- **Stated problem**
Pick out each line containing the string "Gentils" and copy it.

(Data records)
******************************

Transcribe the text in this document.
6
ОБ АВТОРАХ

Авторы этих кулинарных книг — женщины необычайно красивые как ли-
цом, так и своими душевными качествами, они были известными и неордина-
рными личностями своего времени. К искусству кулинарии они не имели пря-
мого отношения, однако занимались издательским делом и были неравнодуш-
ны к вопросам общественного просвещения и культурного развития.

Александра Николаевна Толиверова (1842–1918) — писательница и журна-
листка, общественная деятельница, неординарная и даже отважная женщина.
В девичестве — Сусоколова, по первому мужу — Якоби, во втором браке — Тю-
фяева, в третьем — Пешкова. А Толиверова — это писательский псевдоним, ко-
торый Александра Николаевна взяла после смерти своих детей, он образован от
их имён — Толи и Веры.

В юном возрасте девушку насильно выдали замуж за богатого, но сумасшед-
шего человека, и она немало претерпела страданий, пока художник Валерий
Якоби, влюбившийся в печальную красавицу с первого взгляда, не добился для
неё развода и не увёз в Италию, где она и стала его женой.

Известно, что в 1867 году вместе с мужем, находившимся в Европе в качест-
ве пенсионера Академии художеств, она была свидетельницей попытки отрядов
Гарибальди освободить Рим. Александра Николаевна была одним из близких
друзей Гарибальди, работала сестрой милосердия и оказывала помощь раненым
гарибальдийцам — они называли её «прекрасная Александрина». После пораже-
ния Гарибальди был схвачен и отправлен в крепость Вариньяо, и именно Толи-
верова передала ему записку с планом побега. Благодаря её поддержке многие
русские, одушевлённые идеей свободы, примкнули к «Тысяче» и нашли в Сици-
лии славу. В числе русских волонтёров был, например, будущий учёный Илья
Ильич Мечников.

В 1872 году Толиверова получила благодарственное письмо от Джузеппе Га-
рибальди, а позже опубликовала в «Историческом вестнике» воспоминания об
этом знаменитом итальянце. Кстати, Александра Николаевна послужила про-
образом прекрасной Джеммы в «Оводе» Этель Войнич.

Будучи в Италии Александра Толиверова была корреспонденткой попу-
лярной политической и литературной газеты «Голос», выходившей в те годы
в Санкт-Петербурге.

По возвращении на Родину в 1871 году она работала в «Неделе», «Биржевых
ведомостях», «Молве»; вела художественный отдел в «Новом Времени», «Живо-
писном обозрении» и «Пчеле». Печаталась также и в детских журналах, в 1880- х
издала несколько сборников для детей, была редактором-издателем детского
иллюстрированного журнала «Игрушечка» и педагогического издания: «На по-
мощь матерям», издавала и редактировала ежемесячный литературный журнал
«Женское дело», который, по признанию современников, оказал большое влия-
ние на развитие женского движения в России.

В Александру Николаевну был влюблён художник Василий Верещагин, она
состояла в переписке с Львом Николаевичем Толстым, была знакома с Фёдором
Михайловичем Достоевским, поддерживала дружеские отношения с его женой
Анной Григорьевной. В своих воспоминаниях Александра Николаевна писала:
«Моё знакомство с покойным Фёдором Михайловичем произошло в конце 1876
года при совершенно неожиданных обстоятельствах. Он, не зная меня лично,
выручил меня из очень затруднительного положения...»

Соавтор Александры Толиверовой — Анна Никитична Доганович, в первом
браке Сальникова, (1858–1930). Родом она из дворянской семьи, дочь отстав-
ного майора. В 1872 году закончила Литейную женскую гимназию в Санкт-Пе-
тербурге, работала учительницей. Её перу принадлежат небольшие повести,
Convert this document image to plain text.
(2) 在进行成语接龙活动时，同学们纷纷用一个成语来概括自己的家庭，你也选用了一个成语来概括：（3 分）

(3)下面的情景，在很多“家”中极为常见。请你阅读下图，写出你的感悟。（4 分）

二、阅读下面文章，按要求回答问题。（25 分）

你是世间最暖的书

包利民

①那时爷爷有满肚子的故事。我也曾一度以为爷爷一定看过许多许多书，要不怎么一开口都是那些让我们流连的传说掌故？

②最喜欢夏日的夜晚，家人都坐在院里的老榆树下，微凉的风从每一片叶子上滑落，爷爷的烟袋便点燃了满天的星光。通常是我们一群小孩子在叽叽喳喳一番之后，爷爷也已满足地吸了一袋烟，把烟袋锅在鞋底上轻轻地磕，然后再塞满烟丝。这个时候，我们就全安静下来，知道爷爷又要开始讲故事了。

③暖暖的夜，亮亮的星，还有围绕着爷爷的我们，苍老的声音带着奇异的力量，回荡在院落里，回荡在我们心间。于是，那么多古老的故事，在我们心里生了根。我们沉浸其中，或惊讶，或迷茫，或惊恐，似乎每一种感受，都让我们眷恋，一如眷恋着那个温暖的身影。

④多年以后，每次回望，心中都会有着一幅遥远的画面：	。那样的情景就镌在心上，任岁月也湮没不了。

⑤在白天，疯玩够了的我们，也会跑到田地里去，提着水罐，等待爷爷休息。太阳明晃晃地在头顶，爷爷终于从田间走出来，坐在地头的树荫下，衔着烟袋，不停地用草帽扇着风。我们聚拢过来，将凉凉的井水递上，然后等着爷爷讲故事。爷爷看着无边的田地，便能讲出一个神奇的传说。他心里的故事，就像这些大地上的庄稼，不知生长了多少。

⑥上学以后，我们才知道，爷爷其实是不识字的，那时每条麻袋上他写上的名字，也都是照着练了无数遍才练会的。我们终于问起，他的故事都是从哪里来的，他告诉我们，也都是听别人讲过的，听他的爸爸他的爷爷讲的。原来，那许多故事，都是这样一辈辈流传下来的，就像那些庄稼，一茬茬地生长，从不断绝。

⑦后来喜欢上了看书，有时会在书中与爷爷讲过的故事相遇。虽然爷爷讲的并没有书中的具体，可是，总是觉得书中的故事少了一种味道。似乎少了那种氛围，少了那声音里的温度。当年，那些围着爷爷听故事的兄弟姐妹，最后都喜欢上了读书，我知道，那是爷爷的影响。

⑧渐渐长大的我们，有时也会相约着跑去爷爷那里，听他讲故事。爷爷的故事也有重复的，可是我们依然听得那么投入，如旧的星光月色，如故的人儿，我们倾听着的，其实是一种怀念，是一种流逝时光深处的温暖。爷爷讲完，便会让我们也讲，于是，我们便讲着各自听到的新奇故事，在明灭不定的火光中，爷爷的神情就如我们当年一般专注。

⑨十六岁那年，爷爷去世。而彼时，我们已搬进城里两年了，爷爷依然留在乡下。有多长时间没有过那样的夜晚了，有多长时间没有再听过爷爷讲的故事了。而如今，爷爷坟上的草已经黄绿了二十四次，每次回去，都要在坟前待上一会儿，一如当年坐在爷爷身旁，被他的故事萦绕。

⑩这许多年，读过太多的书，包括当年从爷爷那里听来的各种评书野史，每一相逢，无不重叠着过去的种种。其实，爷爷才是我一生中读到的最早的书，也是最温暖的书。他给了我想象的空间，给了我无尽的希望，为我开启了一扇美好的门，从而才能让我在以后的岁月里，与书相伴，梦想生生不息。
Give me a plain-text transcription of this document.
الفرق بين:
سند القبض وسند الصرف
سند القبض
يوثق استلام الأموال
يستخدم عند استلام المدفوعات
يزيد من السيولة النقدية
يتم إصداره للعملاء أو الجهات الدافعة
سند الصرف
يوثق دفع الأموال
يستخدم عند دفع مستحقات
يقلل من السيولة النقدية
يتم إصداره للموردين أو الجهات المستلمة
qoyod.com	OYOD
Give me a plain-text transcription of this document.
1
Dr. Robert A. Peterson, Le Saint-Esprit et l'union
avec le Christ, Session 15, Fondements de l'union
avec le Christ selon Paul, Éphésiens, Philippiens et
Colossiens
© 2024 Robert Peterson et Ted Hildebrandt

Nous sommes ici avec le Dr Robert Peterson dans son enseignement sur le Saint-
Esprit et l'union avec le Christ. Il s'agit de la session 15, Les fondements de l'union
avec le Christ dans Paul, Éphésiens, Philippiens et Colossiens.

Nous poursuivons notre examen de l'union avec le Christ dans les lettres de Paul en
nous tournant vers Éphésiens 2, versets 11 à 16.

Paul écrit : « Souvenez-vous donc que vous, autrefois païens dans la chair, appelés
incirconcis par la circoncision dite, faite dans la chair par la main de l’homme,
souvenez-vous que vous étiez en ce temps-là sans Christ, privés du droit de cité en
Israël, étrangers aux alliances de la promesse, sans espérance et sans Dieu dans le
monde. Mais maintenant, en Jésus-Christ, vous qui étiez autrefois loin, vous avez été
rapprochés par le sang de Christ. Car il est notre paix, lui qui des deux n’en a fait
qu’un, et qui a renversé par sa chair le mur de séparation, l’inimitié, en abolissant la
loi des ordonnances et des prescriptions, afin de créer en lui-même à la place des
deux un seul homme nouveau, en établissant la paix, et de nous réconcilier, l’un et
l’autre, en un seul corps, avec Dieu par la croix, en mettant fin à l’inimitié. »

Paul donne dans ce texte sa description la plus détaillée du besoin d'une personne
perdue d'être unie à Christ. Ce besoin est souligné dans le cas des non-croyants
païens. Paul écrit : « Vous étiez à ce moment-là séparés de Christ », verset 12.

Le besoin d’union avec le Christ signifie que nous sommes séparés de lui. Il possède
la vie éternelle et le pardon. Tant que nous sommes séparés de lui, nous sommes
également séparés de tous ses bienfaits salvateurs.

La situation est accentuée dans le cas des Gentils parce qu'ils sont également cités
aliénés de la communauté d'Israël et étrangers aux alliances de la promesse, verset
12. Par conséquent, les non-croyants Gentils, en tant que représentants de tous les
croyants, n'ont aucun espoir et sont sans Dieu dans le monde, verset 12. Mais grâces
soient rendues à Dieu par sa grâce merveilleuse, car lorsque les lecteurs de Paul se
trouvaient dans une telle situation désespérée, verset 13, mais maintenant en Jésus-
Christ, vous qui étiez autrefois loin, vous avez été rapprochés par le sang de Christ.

******************************

- **Response to this task**
La situation est accentuée dans le cas des Gentils parce qu'ils sont également cités
12. Par conséquent, les non-croyants Gentils, en tant que représentants de tous les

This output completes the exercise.